### What you need to do:
Skip the images. Copy the records exactly as written.

### Exercise materials:

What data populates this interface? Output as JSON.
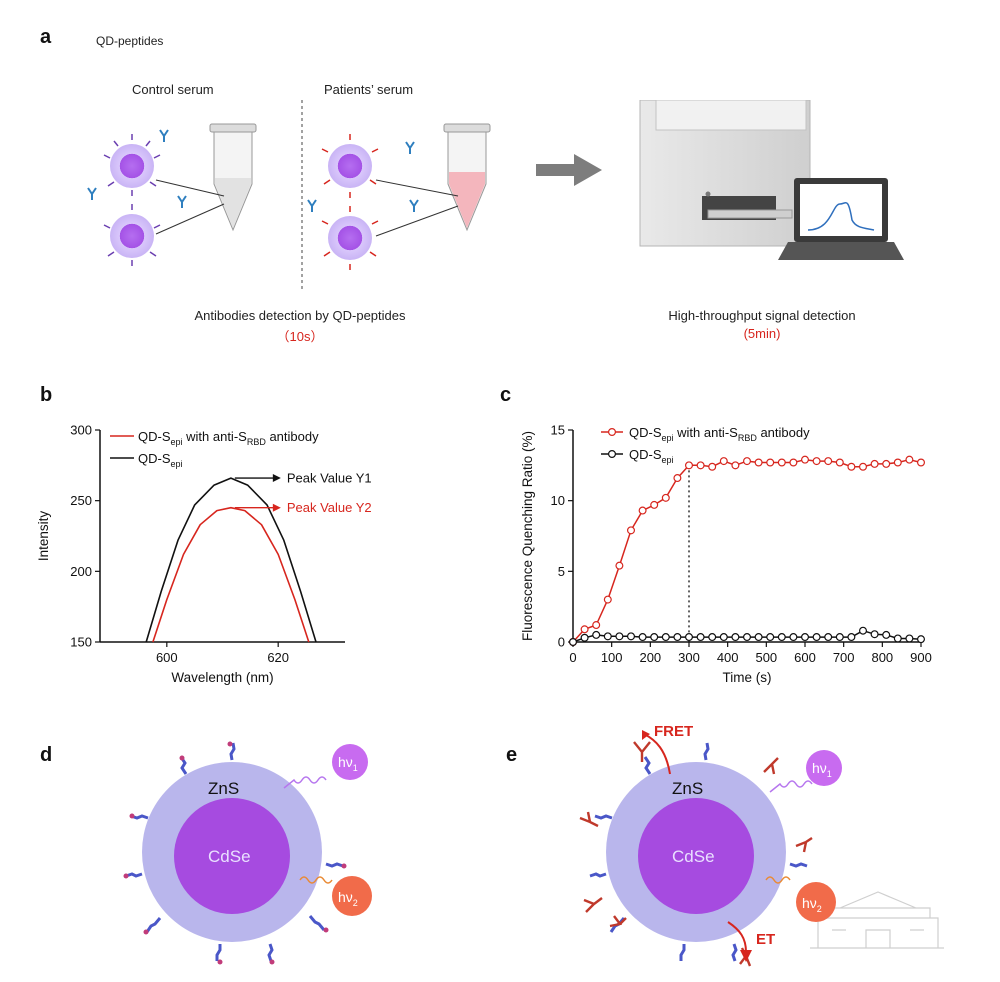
{
  "panels": {
    "a": "a",
    "b": "b",
    "c": "c",
    "d": "d",
    "e": "e"
  },
  "panel_a": {
    "header": "QD-peptides",
    "control_label": "Control serum",
    "patient_label": "Patients’ serum",
    "caption_left": "Antibodies detection by QD-peptides",
    "time_left": "（10s）",
    "caption_right": "High-throughput signal detection",
    "time_right": "(5min)"
  },
  "panel_d": {
    "shell": "ZnS",
    "core": "CdSe",
    "hv1": "hν",
    "hv1_sub": "1",
    "hv2": "hν",
    "hv2_sub": "2"
  },
  "panel_e": {
    "shell": "ZnS",
    "core": "CdSe",
    "hv1": "hν",
    "hv1_sub": "1",
    "hv2": "hν",
    "hv2_sub": "2",
    "fret": "FRET",
    "et": "ET"
  },
  "colors": {
    "red": "#d7261e",
    "black": "#111111",
    "shell": "#b9b6ec",
    "core": "#a64be0",
    "hv1": "#c86bf0",
    "hv2": "#f16b4a"
  },
  "chart_data": [
    {
      "type": "line",
      "panel": "b",
      "xlabel": "Wavelength (nm)",
      "ylabel": "Intensity",
      "xlim": [
        588,
        632
      ],
      "ylim": [
        150,
        300
      ],
      "xticks": [
        600,
        620
      ],
      "yticks": [
        150,
        200,
        250,
        300
      ],
      "legend": "top-left",
      "series": [
        {
          "name_main": "QD-S",
          "name_sub": "epi",
          "name_tail": " with anti-S",
          "name_sub2": "RBD",
          "name_end": " antibody",
          "color": "#d7261e",
          "x": [
            597.5,
            600,
            603,
            606,
            609,
            611.5,
            614,
            617,
            620,
            623,
            625.5
          ],
          "y": [
            150,
            180,
            212,
            233,
            243,
            245,
            243,
            233,
            212,
            180,
            150
          ]
        },
        {
          "name_main": "QD-S",
          "name_sub": "epi",
          "name_tail": "",
          "name_sub2": "",
          "name_end": "",
          "color": "#111111",
          "x": [
            596.3,
            599,
            602,
            605,
            608.5,
            611.5,
            614.5,
            618,
            621,
            624,
            626.8
          ],
          "y": [
            150,
            186,
            222,
            247,
            261,
            266,
            261,
            247,
            222,
            186,
            150
          ]
        }
      ],
      "annotations": [
        {
          "text": "Peak Value Y1",
          "color": "#111111"
        },
        {
          "text": "Peak Value Y2",
          "color": "#d7261e"
        }
      ]
    },
    {
      "type": "line",
      "panel": "c",
      "xlabel": "Time (s)",
      "ylabel": "Fluorescence Quenching Ratio (%)",
      "xlim": [
        0,
        900
      ],
      "ylim": [
        0,
        15
      ],
      "xticks": [
        0,
        100,
        200,
        300,
        400,
        500,
        600,
        700,
        800,
        900
      ],
      "yticks": [
        0,
        5,
        10,
        15
      ],
      "legend": "top",
      "vline_x": 300,
      "series": [
        {
          "name_main": "QD-S",
          "name_sub": "epi",
          "name_tail": " with anti-S",
          "name_sub2": "RBD",
          "name_end": " antibody",
          "color": "#d7261e",
          "x": [
            0,
            30,
            60,
            90,
            120,
            150,
            180,
            210,
            240,
            270,
            300,
            330,
            360,
            390,
            420,
            450,
            480,
            510,
            540,
            570,
            600,
            630,
            660,
            690,
            720,
            750,
            780,
            810,
            840,
            870,
            900
          ],
          "y": [
            0,
            0.9,
            1.2,
            3.0,
            5.4,
            7.9,
            9.3,
            9.7,
            10.2,
            11.6,
            12.5,
            12.5,
            12.4,
            12.8,
            12.5,
            12.8,
            12.7,
            12.7,
            12.7,
            12.7,
            12.9,
            12.8,
            12.8,
            12.7,
            12.4,
            12.4,
            12.6,
            12.6,
            12.7,
            12.9,
            12.7
          ]
        },
        {
          "name_main": "QD-S",
          "name_sub": "epi",
          "name_tail": "",
          "name_sub2": "",
          "name_end": "",
          "color": "#111111",
          "x": [
            0,
            30,
            60,
            90,
            120,
            150,
            180,
            210,
            240,
            270,
            300,
            330,
            360,
            390,
            420,
            450,
            480,
            510,
            540,
            570,
            600,
            630,
            660,
            690,
            720,
            750,
            780,
            810,
            840,
            870,
            900
          ],
          "y": [
            0,
            0.3,
            0.5,
            0.4,
            0.4,
            0.4,
            0.35,
            0.35,
            0.35,
            0.35,
            0.35,
            0.35,
            0.35,
            0.35,
            0.35,
            0.35,
            0.35,
            0.35,
            0.35,
            0.35,
            0.35,
            0.35,
            0.35,
            0.35,
            0.35,
            0.8,
            0.55,
            0.5,
            0.25,
            0.25,
            0.2
          ]
        }
      ]
    }
  ]
}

### Result of this exercise:
What data populates this interface? Output as JSON.
{
  "panels": {
    "a": "a",
    "b": "b",
    "c": "c",
    "d": "d",
    "e": "e"
  },
  "panel_a": {
    "header": "QD-peptides",
    "control_label": "Control serum",
    "patient_label": "Patients’ serum",
    "caption_left": "Antibodies detection by QD-peptides",
    "time_left": "（10s）",
    "caption_right": "High-throughput signal detection",
    "time_right": "(5min)"
  },
  "panel_d": {
    "shell": "ZnS",
    "core": "CdSe",
    "hv1": "hν",
    "hv1_sub": "1",
    "hv2": "hν",
    "hv2_sub": "2"
  },
  "panel_e": {
    "shell": "ZnS",
    "core": "CdSe",
    "hv1": "hν",
    "hv1_sub": "1",
    "hv2": "hν",
    "hv2_sub": "2",
    "fret": "FRET",
    "et": "ET"
  },
  "colors": {
    "red": "#d7261e",
    "black": "#111111",
    "shell": "#b9b6ec",
    "core": "#a64be0",
    "hv1": "#c86bf0",
    "hv2": "#f16b4a"
  },
  "chart_data": [
    {
      "type": "line",
      "panel": "b",
      "xlabel": "Wavelength (nm)",
      "ylabel": "Intensity",
      "xlim": [
        588,
        632
      ],
      "ylim": [
        150,
        300
      ],
      "xticks": [
        600,
        620
      ],
      "yticks": [
        150,
        200,
        250,
        300
      ],
      "legend": "top-left",
      "series": [
        {
          "name_main": "QD-S",
          "name_sub": "epi",
          "name_tail": " with anti-S",
          "name_sub2": "RBD",
          "name_end": " antibody",
          "color": "#d7261e",
          "x": [
            597.5,
            600,
            603,
            606,
            609,
            611.5,
            614,
            617,
            620,
            623,
            625.5
          ],
          "y": [
            150,
            180,
            212,
            233,
            243,
            245,
            243,
            233,
            212,
            180,
            150
          ]
        },
        {
          "name_main": "QD-S",
          "name_sub": "epi",
          "name_tail": "",
          "name_sub2": "",
          "name_end": "",
          "color": "#111111",
          "x": [
            596.3,
            599,
            602,
            605,
            608.5,
            611.5,
            614.5,
            618,
            621,
            624,
            626.8
          ],
          "y": [
            150,
            186,
            222,
            247,
            261,
            266,
            261,
            247,
            222,
            186,
            150
          ]
        }
      ],
      "annotations": [
        {
          "text": "Peak Value Y1",
          "color": "#111111"
        },
        {
          "text": "Peak Value Y2",
          "color": "#d7261e"
        }
      ]
    },
    {
      "type": "line",
      "panel": "c",
      "xlabel": "Time (s)",
      "ylabel": "Fluorescence Quenching Ratio (%)",
      "xlim": [
        0,
        900
      ],
      "ylim": [
        0,
        15
      ],
      "xticks": [
        0,
        100,
        200,
        300,
        400,
        500,
        600,
        700,
        800,
        900
      ],
      "yticks": [
        0,
        5,
        10,
        15
      ],
      "legend": "top",
      "vline_x": 300,
      "series": [
        {
          "name_main": "QD-S",
          "name_sub": "epi",
          "name_tail": " with anti-S",
          "name_sub2": "RBD",
          "name_end": " antibody",
          "color": "#d7261e",
          "x": [
            0,
            30,
            60,
            90,
            120,
            150,
            180,
            210,
            240,
            270,
            300,
            330,
            360,
            390,
            420,
            450,
            480,
            510,
            540,
            570,
            600,
            630,
            660,
            690,
            720,
            750,
            780,
            810,
            840,
            870,
            900
          ],
          "y": [
            0,
            0.9,
            1.2,
            3.0,
            5.4,
            7.9,
            9.3,
            9.7,
            10.2,
            11.6,
            12.5,
            12.5,
            12.4,
            12.8,
            12.5,
            12.8,
            12.7,
            12.7,
            12.7,
            12.7,
            12.9,
            12.8,
            12.8,
            12.7,
            12.4,
            12.4,
            12.6,
            12.6,
            12.7,
            12.9,
            12.7
          ]
        },
        {
          "name_main": "QD-S",
          "name_sub": "epi",
          "name_tail": "",
          "name_sub2": "",
          "name_end": "",
          "color": "#111111",
          "x": [
            0,
            30,
            60,
            90,
            120,
            150,
            180,
            210,
            240,
            270,
            300,
            330,
            360,
            390,
            420,
            450,
            480,
            510,
            540,
            570,
            600,
            630,
            660,
            690,
            720,
            750,
            780,
            810,
            840,
            870,
            900
          ],
          "y": [
            0,
            0.3,
            0.5,
            0.4,
            0.4,
            0.4,
            0.35,
            0.35,
            0.35,
            0.35,
            0.35,
            0.35,
            0.35,
            0.35,
            0.35,
            0.35,
            0.35,
            0.35,
            0.35,
            0.35,
            0.35,
            0.35,
            0.35,
            0.35,
            0.35,
            0.8,
            0.55,
            0.5,
            0.25,
            0.25,
            0.2
          ]
        }
      ]
    }
  ]
}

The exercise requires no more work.